[CHALLENGE]
A verbatim copy of the records is required, with all pictures left out.

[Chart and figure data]
+-------+

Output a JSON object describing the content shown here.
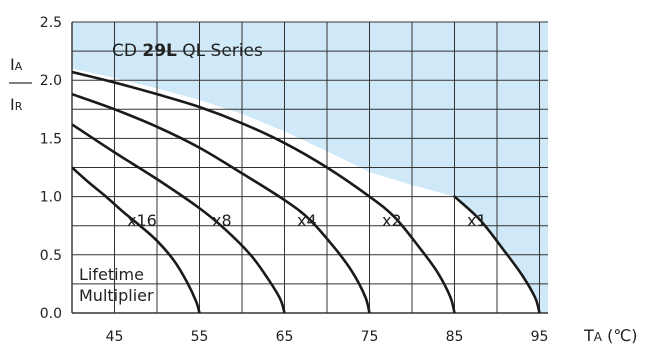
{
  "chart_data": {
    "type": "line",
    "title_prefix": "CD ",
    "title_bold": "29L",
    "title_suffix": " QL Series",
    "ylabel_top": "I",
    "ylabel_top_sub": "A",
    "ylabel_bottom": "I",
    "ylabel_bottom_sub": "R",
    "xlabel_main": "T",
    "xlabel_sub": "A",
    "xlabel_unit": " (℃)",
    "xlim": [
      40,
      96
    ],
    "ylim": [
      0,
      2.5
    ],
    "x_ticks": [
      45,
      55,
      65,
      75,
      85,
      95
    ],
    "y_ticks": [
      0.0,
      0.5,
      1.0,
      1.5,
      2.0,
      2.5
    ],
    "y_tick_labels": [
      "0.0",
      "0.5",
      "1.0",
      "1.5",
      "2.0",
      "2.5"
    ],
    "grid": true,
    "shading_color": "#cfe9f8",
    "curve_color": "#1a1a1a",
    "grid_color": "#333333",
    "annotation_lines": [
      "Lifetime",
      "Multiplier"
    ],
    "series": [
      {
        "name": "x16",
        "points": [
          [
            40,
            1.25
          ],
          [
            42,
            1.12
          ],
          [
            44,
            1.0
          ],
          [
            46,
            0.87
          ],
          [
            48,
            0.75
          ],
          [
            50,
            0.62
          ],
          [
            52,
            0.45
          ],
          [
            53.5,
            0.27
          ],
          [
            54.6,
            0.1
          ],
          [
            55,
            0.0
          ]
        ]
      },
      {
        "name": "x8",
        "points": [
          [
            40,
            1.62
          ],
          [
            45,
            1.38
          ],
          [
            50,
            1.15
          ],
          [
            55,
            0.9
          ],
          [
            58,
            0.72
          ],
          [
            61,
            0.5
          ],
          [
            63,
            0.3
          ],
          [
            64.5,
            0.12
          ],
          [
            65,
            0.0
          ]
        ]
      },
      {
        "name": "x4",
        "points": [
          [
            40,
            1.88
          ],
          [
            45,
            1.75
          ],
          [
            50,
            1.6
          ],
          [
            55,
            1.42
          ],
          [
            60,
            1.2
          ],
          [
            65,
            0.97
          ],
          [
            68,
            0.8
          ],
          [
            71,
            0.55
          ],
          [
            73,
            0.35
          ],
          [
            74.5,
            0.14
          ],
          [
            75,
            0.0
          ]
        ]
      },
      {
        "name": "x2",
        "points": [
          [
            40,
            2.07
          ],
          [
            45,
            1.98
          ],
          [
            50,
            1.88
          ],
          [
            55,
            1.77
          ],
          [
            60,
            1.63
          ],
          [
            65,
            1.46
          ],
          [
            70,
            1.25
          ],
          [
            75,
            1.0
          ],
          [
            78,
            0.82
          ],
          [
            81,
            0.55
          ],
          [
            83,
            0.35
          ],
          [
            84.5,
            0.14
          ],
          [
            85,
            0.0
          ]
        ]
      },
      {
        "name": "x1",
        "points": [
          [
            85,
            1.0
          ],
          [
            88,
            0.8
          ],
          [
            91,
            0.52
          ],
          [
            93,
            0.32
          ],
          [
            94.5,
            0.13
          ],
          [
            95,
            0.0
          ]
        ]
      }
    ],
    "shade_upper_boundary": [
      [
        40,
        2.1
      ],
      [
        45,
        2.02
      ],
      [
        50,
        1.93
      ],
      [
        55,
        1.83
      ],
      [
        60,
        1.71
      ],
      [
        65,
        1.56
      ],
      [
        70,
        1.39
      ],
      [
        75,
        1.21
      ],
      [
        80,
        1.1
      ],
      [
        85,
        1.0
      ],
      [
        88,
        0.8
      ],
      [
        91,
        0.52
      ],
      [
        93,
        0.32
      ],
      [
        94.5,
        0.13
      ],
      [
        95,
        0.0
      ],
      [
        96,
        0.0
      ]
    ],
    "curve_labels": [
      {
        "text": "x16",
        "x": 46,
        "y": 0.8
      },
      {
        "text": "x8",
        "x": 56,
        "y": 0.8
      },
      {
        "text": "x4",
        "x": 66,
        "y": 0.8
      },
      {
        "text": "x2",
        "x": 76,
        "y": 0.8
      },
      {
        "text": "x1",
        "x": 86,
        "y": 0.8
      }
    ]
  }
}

+-------+

[REPLY]
Output a JSON object describing the content shown here.
{
  "chart_data": {
    "type": "line",
    "title_prefix": "CD ",
    "title_bold": "29L",
    "title_suffix": " QL Series",
    "ylabel_top": "I",
    "ylabel_top_sub": "A",
    "ylabel_bottom": "I",
    "ylabel_bottom_sub": "R",
    "xlabel_main": "T",
    "xlabel_sub": "A",
    "xlabel_unit": " (℃)",
    "xlim": [
      40,
      96
    ],
    "ylim": [
      0,
      2.5
    ],
    "x_ticks": [
      45,
      55,
      65,
      75,
      85,
      95
    ],
    "y_ticks": [
      0.0,
      0.5,
      1.0,
      1.5,
      2.0,
      2.5
    ],
    "y_tick_labels": [
      "0.0",
      "0.5",
      "1.0",
      "1.5",
      "2.0",
      "2.5"
    ],
    "grid": true,
    "shading_color": "#cfe9f8",
    "curve_color": "#1a1a1a",
    "grid_color": "#333333",
    "annotation_lines": [
      "Lifetime",
      "Multiplier"
    ],
    "series": [
      {
        "name": "x16",
        "points": [
          [
            40,
            1.25
          ],
          [
            42,
            1.12
          ],
          [
            44,
            1.0
          ],
          [
            46,
            0.87
          ],
          [
            48,
            0.75
          ],
          [
            50,
            0.62
          ],
          [
            52,
            0.45
          ],
          [
            53.5,
            0.27
          ],
          [
            54.6,
            0.1
          ],
          [
            55,
            0.0
          ]
        ]
      },
      {
        "name": "x8",
        "points": [
          [
            40,
            1.62
          ],
          [
            45,
            1.38
          ],
          [
            50,
            1.15
          ],
          [
            55,
            0.9
          ],
          [
            58,
            0.72
          ],
          [
            61,
            0.5
          ],
          [
            63,
            0.3
          ],
          [
            64.5,
            0.12
          ],
          [
            65,
            0.0
          ]
        ]
      },
      {
        "name": "x4",
        "points": [
          [
            40,
            1.88
          ],
          [
            45,
            1.75
          ],
          [
            50,
            1.6
          ],
          [
            55,
            1.42
          ],
          [
            60,
            1.2
          ],
          [
            65,
            0.97
          ],
          [
            68,
            0.8
          ],
          [
            71,
            0.55
          ],
          [
            73,
            0.35
          ],
          [
            74.5,
            0.14
          ],
          [
            75,
            0.0
          ]
        ]
      },
      {
        "name": "x2",
        "points": [
          [
            40,
            2.07
          ],
          [
            45,
            1.98
          ],
          [
            50,
            1.88
          ],
          [
            55,
            1.77
          ],
          [
            60,
            1.63
          ],
          [
            65,
            1.46
          ],
          [
            70,
            1.25
          ],
          [
            75,
            1.0
          ],
          [
            78,
            0.82
          ],
          [
            81,
            0.55
          ],
          [
            83,
            0.35
          ],
          [
            84.5,
            0.14
          ],
          [
            85,
            0.0
          ]
        ]
      },
      {
        "name": "x1",
        "points": [
          [
            85,
            1.0
          ],
          [
            88,
            0.8
          ],
          [
            91,
            0.52
          ],
          [
            93,
            0.32
          ],
          [
            94.5,
            0.13
          ],
          [
            95,
            0.0
          ]
        ]
      }
    ],
    "shade_upper_boundary": [
      [
        40,
        2.1
      ],
      [
        45,
        2.02
      ],
      [
        50,
        1.93
      ],
      [
        55,
        1.83
      ],
      [
        60,
        1.71
      ],
      [
        65,
        1.56
      ],
      [
        70,
        1.39
      ],
      [
        75,
        1.21
      ],
      [
        80,
        1.1
      ],
      [
        85,
        1.0
      ],
      [
        88,
        0.8
      ],
      [
        91,
        0.52
      ],
      [
        93,
        0.32
      ],
      [
        94.5,
        0.13
      ],
      [
        95,
        0.0
      ],
      [
        96,
        0.0
      ]
    ],
    "curve_labels": [
      {
        "text": "x16",
        "x": 46,
        "y": 0.8
      },
      {
        "text": "x8",
        "x": 56,
        "y": 0.8
      },
      {
        "text": "x4",
        "x": 66,
        "y": 0.8
      },
      {
        "text": "x2",
        "x": 76,
        "y": 0.8
      },
      {
        "text": "x1",
        "x": 86,
        "y": 0.8
      }
    ]
  }
}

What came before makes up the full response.